Data tied to figure images
- - - - -

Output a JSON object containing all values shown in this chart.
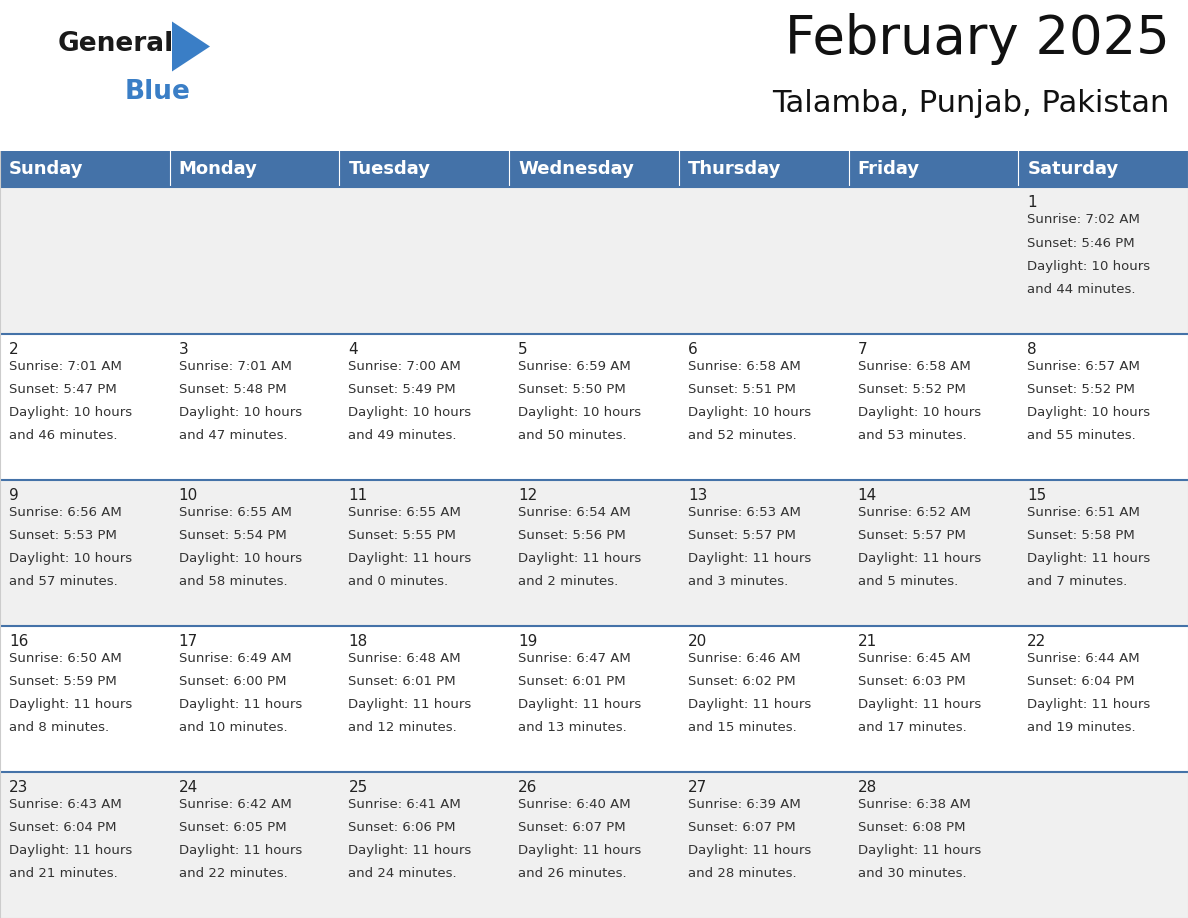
{
  "title": "February 2025",
  "subtitle": "Talamba, Punjab, Pakistan",
  "header_color": "#4472A8",
  "header_text_color": "#FFFFFF",
  "cell_bg_light": "#F0F0F0",
  "cell_bg_white": "#FFFFFF",
  "line_color": "#4472A8",
  "border_color": "#CCCCCC",
  "day_headers": [
    "Sunday",
    "Monday",
    "Tuesday",
    "Wednesday",
    "Thursday",
    "Friday",
    "Saturday"
  ],
  "title_fontsize": 38,
  "subtitle_fontsize": 22,
  "header_fontsize": 13,
  "day_num_fontsize": 11,
  "info_fontsize": 9.5,
  "logo_general_color": "#1a1a1a",
  "logo_blue_color": "#3A7EC6",
  "logo_triangle_color": "#3A7EC6",
  "days": [
    {
      "day": 1,
      "col": 6,
      "row": 0,
      "sunrise": "7:02 AM",
      "sunset": "5:46 PM",
      "daylight": "10 hours and 44 minutes."
    },
    {
      "day": 2,
      "col": 0,
      "row": 1,
      "sunrise": "7:01 AM",
      "sunset": "5:47 PM",
      "daylight": "10 hours and 46 minutes."
    },
    {
      "day": 3,
      "col": 1,
      "row": 1,
      "sunrise": "7:01 AM",
      "sunset": "5:48 PM",
      "daylight": "10 hours and 47 minutes."
    },
    {
      "day": 4,
      "col": 2,
      "row": 1,
      "sunrise": "7:00 AM",
      "sunset": "5:49 PM",
      "daylight": "10 hours and 49 minutes."
    },
    {
      "day": 5,
      "col": 3,
      "row": 1,
      "sunrise": "6:59 AM",
      "sunset": "5:50 PM",
      "daylight": "10 hours and 50 minutes."
    },
    {
      "day": 6,
      "col": 4,
      "row": 1,
      "sunrise": "6:58 AM",
      "sunset": "5:51 PM",
      "daylight": "10 hours and 52 minutes."
    },
    {
      "day": 7,
      "col": 5,
      "row": 1,
      "sunrise": "6:58 AM",
      "sunset": "5:52 PM",
      "daylight": "10 hours and 53 minutes."
    },
    {
      "day": 8,
      "col": 6,
      "row": 1,
      "sunrise": "6:57 AM",
      "sunset": "5:52 PM",
      "daylight": "10 hours and 55 minutes."
    },
    {
      "day": 9,
      "col": 0,
      "row": 2,
      "sunrise": "6:56 AM",
      "sunset": "5:53 PM",
      "daylight": "10 hours and 57 minutes."
    },
    {
      "day": 10,
      "col": 1,
      "row": 2,
      "sunrise": "6:55 AM",
      "sunset": "5:54 PM",
      "daylight": "10 hours and 58 minutes."
    },
    {
      "day": 11,
      "col": 2,
      "row": 2,
      "sunrise": "6:55 AM",
      "sunset": "5:55 PM",
      "daylight": "11 hours and 0 minutes."
    },
    {
      "day": 12,
      "col": 3,
      "row": 2,
      "sunrise": "6:54 AM",
      "sunset": "5:56 PM",
      "daylight": "11 hours and 2 minutes."
    },
    {
      "day": 13,
      "col": 4,
      "row": 2,
      "sunrise": "6:53 AM",
      "sunset": "5:57 PM",
      "daylight": "11 hours and 3 minutes."
    },
    {
      "day": 14,
      "col": 5,
      "row": 2,
      "sunrise": "6:52 AM",
      "sunset": "5:57 PM",
      "daylight": "11 hours and 5 minutes."
    },
    {
      "day": 15,
      "col": 6,
      "row": 2,
      "sunrise": "6:51 AM",
      "sunset": "5:58 PM",
      "daylight": "11 hours and 7 minutes."
    },
    {
      "day": 16,
      "col": 0,
      "row": 3,
      "sunrise": "6:50 AM",
      "sunset": "5:59 PM",
      "daylight": "11 hours and 8 minutes."
    },
    {
      "day": 17,
      "col": 1,
      "row": 3,
      "sunrise": "6:49 AM",
      "sunset": "6:00 PM",
      "daylight": "11 hours and 10 minutes."
    },
    {
      "day": 18,
      "col": 2,
      "row": 3,
      "sunrise": "6:48 AM",
      "sunset": "6:01 PM",
      "daylight": "11 hours and 12 minutes."
    },
    {
      "day": 19,
      "col": 3,
      "row": 3,
      "sunrise": "6:47 AM",
      "sunset": "6:01 PM",
      "daylight": "11 hours and 13 minutes."
    },
    {
      "day": 20,
      "col": 4,
      "row": 3,
      "sunrise": "6:46 AM",
      "sunset": "6:02 PM",
      "daylight": "11 hours and 15 minutes."
    },
    {
      "day": 21,
      "col": 5,
      "row": 3,
      "sunrise": "6:45 AM",
      "sunset": "6:03 PM",
      "daylight": "11 hours and 17 minutes."
    },
    {
      "day": 22,
      "col": 6,
      "row": 3,
      "sunrise": "6:44 AM",
      "sunset": "6:04 PM",
      "daylight": "11 hours and 19 minutes."
    },
    {
      "day": 23,
      "col": 0,
      "row": 4,
      "sunrise": "6:43 AM",
      "sunset": "6:04 PM",
      "daylight": "11 hours and 21 minutes."
    },
    {
      "day": 24,
      "col": 1,
      "row": 4,
      "sunrise": "6:42 AM",
      "sunset": "6:05 PM",
      "daylight": "11 hours and 22 minutes."
    },
    {
      "day": 25,
      "col": 2,
      "row": 4,
      "sunrise": "6:41 AM",
      "sunset": "6:06 PM",
      "daylight": "11 hours and 24 minutes."
    },
    {
      "day": 26,
      "col": 3,
      "row": 4,
      "sunrise": "6:40 AM",
      "sunset": "6:07 PM",
      "daylight": "11 hours and 26 minutes."
    },
    {
      "day": 27,
      "col": 4,
      "row": 4,
      "sunrise": "6:39 AM",
      "sunset": "6:07 PM",
      "daylight": "11 hours and 28 minutes."
    },
    {
      "day": 28,
      "col": 5,
      "row": 4,
      "sunrise": "6:38 AM",
      "sunset": "6:08 PM",
      "daylight": "11 hours and 30 minutes."
    }
  ]
}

- - - - -

__THE TASK__
Return all of the entries exactly as written, but drop any pictures they hold.

__EXERCISE RESPONSE__
Output a JSON object containing all values shown in this chart.
{
  "title": "February 2025",
  "subtitle": "Talamba, Punjab, Pakistan",
  "header_color": "#4472A8",
  "header_text_color": "#FFFFFF",
  "cell_bg_light": "#F0F0F0",
  "cell_bg_white": "#FFFFFF",
  "line_color": "#4472A8",
  "border_color": "#CCCCCC",
  "day_headers": [
    "Sunday",
    "Monday",
    "Tuesday",
    "Wednesday",
    "Thursday",
    "Friday",
    "Saturday"
  ],
  "title_fontsize": 38,
  "subtitle_fontsize": 22,
  "header_fontsize": 13,
  "day_num_fontsize": 11,
  "info_fontsize": 9.5,
  "logo_general_color": "#1a1a1a",
  "logo_blue_color": "#3A7EC6",
  "logo_triangle_color": "#3A7EC6",
  "days": [
    {
      "day": 1,
      "col": 6,
      "row": 0,
      "sunrise": "7:02 AM",
      "sunset": "5:46 PM",
      "daylight": "10 hours and 44 minutes."
    },
    {
      "day": 2,
      "col": 0,
      "row": 1,
      "sunrise": "7:01 AM",
      "sunset": "5:47 PM",
      "daylight": "10 hours and 46 minutes."
    },
    {
      "day": 3,
      "col": 1,
      "row": 1,
      "sunrise": "7:01 AM",
      "sunset": "5:48 PM",
      "daylight": "10 hours and 47 minutes."
    },
    {
      "day": 4,
      "col": 2,
      "row": 1,
      "sunrise": "7:00 AM",
      "sunset": "5:49 PM",
      "daylight": "10 hours and 49 minutes."
    },
    {
      "day": 5,
      "col": 3,
      "row": 1,
      "sunrise": "6:59 AM",
      "sunset": "5:50 PM",
      "daylight": "10 hours and 50 minutes."
    },
    {
      "day": 6,
      "col": 4,
      "row": 1,
      "sunrise": "6:58 AM",
      "sunset": "5:51 PM",
      "daylight": "10 hours and 52 minutes."
    },
    {
      "day": 7,
      "col": 5,
      "row": 1,
      "sunrise": "6:58 AM",
      "sunset": "5:52 PM",
      "daylight": "10 hours and 53 minutes."
    },
    {
      "day": 8,
      "col": 6,
      "row": 1,
      "sunrise": "6:57 AM",
      "sunset": "5:52 PM",
      "daylight": "10 hours and 55 minutes."
    },
    {
      "day": 9,
      "col": 0,
      "row": 2,
      "sunrise": "6:56 AM",
      "sunset": "5:53 PM",
      "daylight": "10 hours and 57 minutes."
    },
    {
      "day": 10,
      "col": 1,
      "row": 2,
      "sunrise": "6:55 AM",
      "sunset": "5:54 PM",
      "daylight": "10 hours and 58 minutes."
    },
    {
      "day": 11,
      "col": 2,
      "row": 2,
      "sunrise": "6:55 AM",
      "sunset": "5:55 PM",
      "daylight": "11 hours and 0 minutes."
    },
    {
      "day": 12,
      "col": 3,
      "row": 2,
      "sunrise": "6:54 AM",
      "sunset": "5:56 PM",
      "daylight": "11 hours and 2 minutes."
    },
    {
      "day": 13,
      "col": 4,
      "row": 2,
      "sunrise": "6:53 AM",
      "sunset": "5:57 PM",
      "daylight": "11 hours and 3 minutes."
    },
    {
      "day": 14,
      "col": 5,
      "row": 2,
      "sunrise": "6:52 AM",
      "sunset": "5:57 PM",
      "daylight": "11 hours and 5 minutes."
    },
    {
      "day": 15,
      "col": 6,
      "row": 2,
      "sunrise": "6:51 AM",
      "sunset": "5:58 PM",
      "daylight": "11 hours and 7 minutes."
    },
    {
      "day": 16,
      "col": 0,
      "row": 3,
      "sunrise": "6:50 AM",
      "sunset": "5:59 PM",
      "daylight": "11 hours and 8 minutes."
    },
    {
      "day": 17,
      "col": 1,
      "row": 3,
      "sunrise": "6:49 AM",
      "sunset": "6:00 PM",
      "daylight": "11 hours and 10 minutes."
    },
    {
      "day": 18,
      "col": 2,
      "row": 3,
      "sunrise": "6:48 AM",
      "sunset": "6:01 PM",
      "daylight": "11 hours and 12 minutes."
    },
    {
      "day": 19,
      "col": 3,
      "row": 3,
      "sunrise": "6:47 AM",
      "sunset": "6:01 PM",
      "daylight": "11 hours and 13 minutes."
    },
    {
      "day": 20,
      "col": 4,
      "row": 3,
      "sunrise": "6:46 AM",
      "sunset": "6:02 PM",
      "daylight": "11 hours and 15 minutes."
    },
    {
      "day": 21,
      "col": 5,
      "row": 3,
      "sunrise": "6:45 AM",
      "sunset": "6:03 PM",
      "daylight": "11 hours and 17 minutes."
    },
    {
      "day": 22,
      "col": 6,
      "row": 3,
      "sunrise": "6:44 AM",
      "sunset": "6:04 PM",
      "daylight": "11 hours and 19 minutes."
    },
    {
      "day": 23,
      "col": 0,
      "row": 4,
      "sunrise": "6:43 AM",
      "sunset": "6:04 PM",
      "daylight": "11 hours and 21 minutes."
    },
    {
      "day": 24,
      "col": 1,
      "row": 4,
      "sunrise": "6:42 AM",
      "sunset": "6:05 PM",
      "daylight": "11 hours and 22 minutes."
    },
    {
      "day": 25,
      "col": 2,
      "row": 4,
      "sunrise": "6:41 AM",
      "sunset": "6:06 PM",
      "daylight": "11 hours and 24 minutes."
    },
    {
      "day": 26,
      "col": 3,
      "row": 4,
      "sunrise": "6:40 AM",
      "sunset": "6:07 PM",
      "daylight": "11 hours and 26 minutes."
    },
    {
      "day": 27,
      "col": 4,
      "row": 4,
      "sunrise": "6:39 AM",
      "sunset": "6:07 PM",
      "daylight": "11 hours and 28 minutes."
    },
    {
      "day": 28,
      "col": 5,
      "row": 4,
      "sunrise": "6:38 AM",
      "sunset": "6:08 PM",
      "daylight": "11 hours and 30 minutes."
    }
  ]
}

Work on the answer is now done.